- What the exercise asks
Find every line in the records below that contains the word "Suppose", and copy each one. Case counts.

── Data provided

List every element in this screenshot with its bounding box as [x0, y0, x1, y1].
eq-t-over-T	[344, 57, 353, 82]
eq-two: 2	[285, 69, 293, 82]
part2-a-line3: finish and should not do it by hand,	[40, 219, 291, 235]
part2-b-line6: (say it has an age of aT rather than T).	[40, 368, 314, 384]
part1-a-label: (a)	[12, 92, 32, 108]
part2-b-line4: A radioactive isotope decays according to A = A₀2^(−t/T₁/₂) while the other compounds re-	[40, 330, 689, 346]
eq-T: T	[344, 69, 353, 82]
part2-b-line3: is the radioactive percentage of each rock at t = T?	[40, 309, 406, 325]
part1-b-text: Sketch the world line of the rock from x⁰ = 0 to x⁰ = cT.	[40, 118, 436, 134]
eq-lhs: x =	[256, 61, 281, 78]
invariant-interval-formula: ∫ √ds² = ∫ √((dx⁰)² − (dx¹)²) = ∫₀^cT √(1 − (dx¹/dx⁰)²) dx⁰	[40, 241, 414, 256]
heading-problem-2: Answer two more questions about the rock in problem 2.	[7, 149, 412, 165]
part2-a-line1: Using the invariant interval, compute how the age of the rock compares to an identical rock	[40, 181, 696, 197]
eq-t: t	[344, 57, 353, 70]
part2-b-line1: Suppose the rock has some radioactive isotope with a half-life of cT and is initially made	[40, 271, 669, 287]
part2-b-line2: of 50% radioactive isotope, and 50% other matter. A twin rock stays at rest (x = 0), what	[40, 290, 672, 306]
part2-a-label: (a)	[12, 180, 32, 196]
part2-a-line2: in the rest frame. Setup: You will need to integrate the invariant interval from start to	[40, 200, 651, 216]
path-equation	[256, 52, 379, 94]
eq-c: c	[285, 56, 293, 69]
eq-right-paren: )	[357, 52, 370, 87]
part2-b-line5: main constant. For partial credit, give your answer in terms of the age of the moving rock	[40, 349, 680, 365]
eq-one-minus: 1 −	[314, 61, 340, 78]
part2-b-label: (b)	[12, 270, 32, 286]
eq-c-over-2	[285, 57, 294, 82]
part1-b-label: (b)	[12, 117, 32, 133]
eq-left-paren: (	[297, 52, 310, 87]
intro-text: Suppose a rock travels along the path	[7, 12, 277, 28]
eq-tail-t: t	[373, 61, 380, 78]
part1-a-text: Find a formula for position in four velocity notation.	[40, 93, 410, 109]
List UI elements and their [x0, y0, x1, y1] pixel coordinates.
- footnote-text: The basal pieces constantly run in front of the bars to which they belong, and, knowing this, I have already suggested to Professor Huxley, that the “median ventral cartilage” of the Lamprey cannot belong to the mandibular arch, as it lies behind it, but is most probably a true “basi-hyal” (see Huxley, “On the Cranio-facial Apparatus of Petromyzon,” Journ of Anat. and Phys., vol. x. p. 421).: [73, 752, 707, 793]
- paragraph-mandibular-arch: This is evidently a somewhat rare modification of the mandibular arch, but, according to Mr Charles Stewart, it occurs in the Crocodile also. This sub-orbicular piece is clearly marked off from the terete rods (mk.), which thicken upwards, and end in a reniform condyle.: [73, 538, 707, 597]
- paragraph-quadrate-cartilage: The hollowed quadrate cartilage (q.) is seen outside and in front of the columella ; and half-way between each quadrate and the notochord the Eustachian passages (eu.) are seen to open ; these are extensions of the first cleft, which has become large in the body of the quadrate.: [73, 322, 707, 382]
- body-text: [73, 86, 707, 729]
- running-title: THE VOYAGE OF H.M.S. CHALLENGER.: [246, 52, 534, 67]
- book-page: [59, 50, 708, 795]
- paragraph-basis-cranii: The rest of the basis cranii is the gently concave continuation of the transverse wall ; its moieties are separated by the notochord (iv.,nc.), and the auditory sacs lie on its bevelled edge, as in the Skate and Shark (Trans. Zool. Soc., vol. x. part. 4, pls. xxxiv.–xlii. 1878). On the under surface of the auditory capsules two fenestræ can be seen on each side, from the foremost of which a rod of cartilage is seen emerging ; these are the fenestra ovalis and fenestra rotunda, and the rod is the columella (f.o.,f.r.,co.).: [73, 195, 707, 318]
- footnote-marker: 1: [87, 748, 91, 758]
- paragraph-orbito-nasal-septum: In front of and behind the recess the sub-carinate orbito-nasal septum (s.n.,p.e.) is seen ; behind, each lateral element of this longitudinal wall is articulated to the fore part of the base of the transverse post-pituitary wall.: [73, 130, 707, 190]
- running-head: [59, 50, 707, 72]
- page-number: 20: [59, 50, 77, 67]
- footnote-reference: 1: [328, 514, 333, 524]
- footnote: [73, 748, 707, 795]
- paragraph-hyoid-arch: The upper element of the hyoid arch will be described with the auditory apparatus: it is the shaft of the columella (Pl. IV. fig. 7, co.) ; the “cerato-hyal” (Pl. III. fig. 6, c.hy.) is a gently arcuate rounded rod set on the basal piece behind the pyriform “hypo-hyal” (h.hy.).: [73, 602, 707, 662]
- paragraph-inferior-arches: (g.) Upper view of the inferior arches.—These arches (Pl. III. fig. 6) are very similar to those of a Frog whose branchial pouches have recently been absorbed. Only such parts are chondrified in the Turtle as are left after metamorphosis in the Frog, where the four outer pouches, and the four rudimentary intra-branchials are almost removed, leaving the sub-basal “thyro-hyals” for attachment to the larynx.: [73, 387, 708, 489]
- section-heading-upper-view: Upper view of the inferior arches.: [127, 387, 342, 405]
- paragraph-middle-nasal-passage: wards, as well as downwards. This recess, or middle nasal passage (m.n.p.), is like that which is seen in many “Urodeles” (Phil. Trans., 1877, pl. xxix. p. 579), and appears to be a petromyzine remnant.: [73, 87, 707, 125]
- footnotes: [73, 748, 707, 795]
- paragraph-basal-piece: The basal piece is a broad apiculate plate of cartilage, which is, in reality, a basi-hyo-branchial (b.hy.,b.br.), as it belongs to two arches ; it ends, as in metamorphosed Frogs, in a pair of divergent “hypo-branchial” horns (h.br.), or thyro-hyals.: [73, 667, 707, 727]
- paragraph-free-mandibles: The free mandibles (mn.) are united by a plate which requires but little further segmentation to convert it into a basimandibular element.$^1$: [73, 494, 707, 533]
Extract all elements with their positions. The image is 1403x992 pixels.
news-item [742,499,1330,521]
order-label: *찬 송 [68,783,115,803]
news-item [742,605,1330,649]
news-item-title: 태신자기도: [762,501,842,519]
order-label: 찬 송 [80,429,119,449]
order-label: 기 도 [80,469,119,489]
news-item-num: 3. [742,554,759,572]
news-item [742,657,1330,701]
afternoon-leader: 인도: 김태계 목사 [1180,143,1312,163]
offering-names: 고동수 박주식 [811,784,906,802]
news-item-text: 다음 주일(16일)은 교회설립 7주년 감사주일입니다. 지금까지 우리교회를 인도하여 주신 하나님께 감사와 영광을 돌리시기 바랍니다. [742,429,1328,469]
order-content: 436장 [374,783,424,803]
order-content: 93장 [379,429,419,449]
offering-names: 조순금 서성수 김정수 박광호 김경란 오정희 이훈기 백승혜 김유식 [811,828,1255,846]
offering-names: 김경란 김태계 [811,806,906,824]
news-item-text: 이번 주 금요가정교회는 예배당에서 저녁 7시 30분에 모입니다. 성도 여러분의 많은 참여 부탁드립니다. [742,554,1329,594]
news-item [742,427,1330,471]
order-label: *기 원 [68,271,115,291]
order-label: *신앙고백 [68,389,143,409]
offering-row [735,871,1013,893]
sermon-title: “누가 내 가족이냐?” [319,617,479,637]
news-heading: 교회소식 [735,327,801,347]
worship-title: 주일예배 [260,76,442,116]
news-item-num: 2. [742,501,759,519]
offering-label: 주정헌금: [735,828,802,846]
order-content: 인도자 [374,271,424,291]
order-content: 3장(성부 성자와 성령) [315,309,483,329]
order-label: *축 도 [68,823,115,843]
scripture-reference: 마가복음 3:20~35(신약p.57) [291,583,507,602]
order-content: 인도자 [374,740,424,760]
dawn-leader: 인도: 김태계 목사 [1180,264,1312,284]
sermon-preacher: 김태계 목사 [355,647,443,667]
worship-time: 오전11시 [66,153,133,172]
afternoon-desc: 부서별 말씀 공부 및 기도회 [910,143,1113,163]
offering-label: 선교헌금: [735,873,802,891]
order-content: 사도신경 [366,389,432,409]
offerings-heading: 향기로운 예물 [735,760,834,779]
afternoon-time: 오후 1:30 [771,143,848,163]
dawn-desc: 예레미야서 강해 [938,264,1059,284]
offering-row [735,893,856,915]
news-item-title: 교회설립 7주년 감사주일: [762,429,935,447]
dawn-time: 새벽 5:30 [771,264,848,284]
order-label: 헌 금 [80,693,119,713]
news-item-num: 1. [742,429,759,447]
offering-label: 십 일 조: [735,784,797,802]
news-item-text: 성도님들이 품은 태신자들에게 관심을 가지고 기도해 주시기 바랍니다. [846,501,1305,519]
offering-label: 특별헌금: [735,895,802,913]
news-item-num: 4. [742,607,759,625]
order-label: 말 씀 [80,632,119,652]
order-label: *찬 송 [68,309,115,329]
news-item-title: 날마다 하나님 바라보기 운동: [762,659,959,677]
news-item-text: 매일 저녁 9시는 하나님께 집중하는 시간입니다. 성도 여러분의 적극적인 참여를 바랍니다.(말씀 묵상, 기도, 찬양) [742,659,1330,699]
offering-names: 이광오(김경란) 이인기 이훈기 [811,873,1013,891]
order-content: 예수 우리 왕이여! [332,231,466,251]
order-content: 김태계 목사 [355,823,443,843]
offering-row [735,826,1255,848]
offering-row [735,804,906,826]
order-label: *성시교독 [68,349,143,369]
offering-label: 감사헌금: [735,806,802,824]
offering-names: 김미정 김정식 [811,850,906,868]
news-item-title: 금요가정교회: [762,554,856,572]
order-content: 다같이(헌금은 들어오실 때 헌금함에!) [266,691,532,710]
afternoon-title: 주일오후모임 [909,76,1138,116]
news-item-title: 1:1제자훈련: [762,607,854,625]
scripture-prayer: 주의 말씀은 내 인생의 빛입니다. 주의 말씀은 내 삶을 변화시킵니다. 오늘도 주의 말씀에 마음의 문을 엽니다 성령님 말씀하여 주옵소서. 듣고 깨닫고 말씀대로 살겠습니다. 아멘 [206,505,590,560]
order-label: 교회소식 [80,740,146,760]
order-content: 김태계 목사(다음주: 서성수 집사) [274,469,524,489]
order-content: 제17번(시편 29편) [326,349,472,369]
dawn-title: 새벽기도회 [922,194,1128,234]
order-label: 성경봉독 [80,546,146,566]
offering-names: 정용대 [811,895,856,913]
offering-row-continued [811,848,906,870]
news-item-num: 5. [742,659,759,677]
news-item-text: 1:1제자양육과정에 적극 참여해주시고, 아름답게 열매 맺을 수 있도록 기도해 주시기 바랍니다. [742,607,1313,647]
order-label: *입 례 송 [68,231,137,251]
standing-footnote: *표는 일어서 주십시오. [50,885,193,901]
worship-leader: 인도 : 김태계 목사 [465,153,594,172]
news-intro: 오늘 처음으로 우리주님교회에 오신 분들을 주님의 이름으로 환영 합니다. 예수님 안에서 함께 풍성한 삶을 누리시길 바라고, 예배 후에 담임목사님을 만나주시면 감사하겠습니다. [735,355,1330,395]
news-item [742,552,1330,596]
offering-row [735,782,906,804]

────

- Response to this exercise
part2-b-line1: Suppose the rock has some radioactive isotope with a half-life of cT and is initially made	[40, 271, 669, 287]
intro-text: Suppose a rock travels along the path	[7, 12, 277, 28]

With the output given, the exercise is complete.